Gather from the listing below each line that includes the word "with", and copy it.

-- START Given records --

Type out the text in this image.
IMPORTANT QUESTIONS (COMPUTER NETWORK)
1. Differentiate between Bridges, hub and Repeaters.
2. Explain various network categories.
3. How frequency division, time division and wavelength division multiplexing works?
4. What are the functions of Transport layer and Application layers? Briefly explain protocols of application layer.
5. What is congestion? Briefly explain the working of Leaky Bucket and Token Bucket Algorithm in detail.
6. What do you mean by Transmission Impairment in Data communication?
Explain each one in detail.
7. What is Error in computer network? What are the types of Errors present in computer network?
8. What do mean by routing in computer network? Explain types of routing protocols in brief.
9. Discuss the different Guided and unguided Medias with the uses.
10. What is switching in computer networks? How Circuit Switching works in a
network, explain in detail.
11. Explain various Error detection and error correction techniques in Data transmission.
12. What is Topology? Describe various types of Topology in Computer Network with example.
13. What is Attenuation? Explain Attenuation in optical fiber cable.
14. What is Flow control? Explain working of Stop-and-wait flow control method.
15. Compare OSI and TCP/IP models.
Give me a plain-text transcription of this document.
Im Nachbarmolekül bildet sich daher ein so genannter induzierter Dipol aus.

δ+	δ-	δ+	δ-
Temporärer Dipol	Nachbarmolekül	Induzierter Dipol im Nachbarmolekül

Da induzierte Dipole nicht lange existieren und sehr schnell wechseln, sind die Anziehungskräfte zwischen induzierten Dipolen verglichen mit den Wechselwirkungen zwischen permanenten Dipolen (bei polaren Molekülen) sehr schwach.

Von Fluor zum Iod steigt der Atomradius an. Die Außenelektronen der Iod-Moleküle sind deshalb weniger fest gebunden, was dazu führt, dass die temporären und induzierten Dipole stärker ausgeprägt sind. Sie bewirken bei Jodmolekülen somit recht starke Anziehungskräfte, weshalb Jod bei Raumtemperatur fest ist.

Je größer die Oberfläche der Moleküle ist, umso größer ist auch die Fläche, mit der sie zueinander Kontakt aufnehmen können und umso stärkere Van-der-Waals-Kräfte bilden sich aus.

-- END Given records --

*Solved problem:*
9. Discuss the different Guided and unguided Medias with the uses.
12. What is Topology? Describe various types of Topology in Computer Network with example.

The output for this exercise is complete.